[GOAL]
Look through the lines below and extract each one that contains "Einfüllschraubverschluss".

[Saved data entries]
::::
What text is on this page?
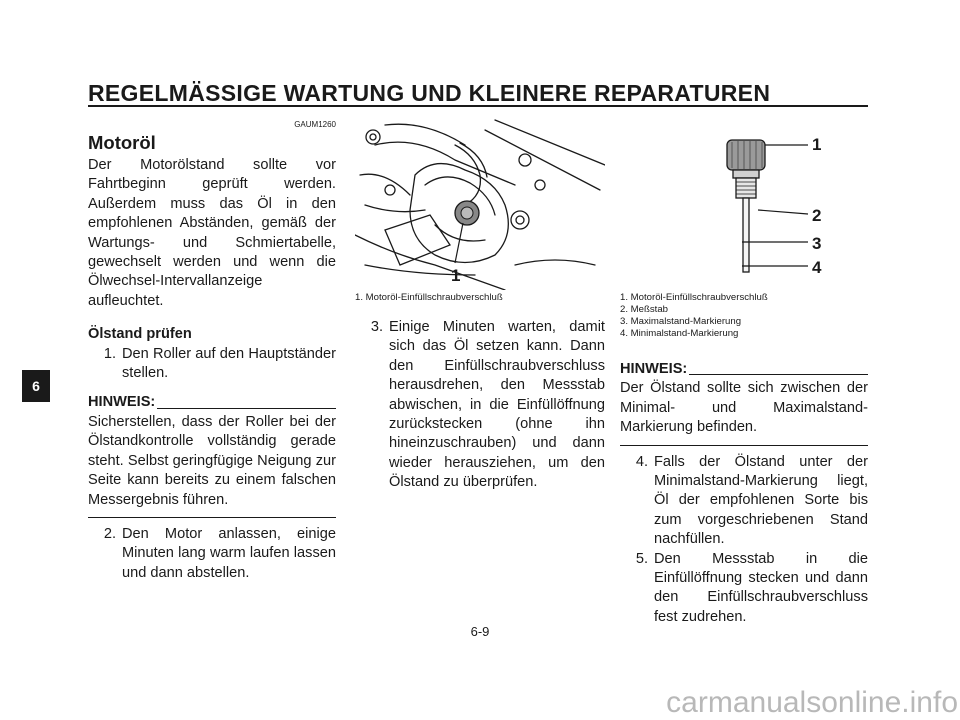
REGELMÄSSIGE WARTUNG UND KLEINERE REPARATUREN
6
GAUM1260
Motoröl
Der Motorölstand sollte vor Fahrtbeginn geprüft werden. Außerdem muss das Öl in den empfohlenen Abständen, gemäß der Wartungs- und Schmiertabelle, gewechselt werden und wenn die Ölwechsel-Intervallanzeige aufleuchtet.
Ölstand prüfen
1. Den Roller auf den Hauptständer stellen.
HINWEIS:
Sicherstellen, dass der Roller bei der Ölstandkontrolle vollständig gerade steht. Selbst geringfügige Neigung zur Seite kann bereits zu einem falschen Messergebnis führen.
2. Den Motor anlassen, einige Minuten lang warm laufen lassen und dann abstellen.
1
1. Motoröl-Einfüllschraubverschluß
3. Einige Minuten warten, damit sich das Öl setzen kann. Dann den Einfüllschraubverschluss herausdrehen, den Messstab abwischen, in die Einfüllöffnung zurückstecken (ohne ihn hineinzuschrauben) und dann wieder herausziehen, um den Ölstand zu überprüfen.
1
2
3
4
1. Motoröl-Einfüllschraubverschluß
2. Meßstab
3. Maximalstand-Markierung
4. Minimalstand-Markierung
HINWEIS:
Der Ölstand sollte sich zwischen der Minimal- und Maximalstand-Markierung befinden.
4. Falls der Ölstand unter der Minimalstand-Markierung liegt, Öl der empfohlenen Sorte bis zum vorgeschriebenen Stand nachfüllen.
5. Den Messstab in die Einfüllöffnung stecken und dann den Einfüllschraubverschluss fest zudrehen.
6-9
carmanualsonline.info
::::
[OUTPUT FOR THIS EXERCISE]
3. Einige Minuten warten, damit sich das Öl setzen kann. Dann den Einfüllschraubverschluss herausdrehen, den Messstab abwischen, in die Einfüllöffnung zurückstecken (ohne ihn hineinzuschrauben) und dann wieder herausziehen, um den Ölstand zu überprüfen.
5. Den Messstab in die Einfüllöffnung stecken und dann den Einfüllschraubverschluss fest zudrehen.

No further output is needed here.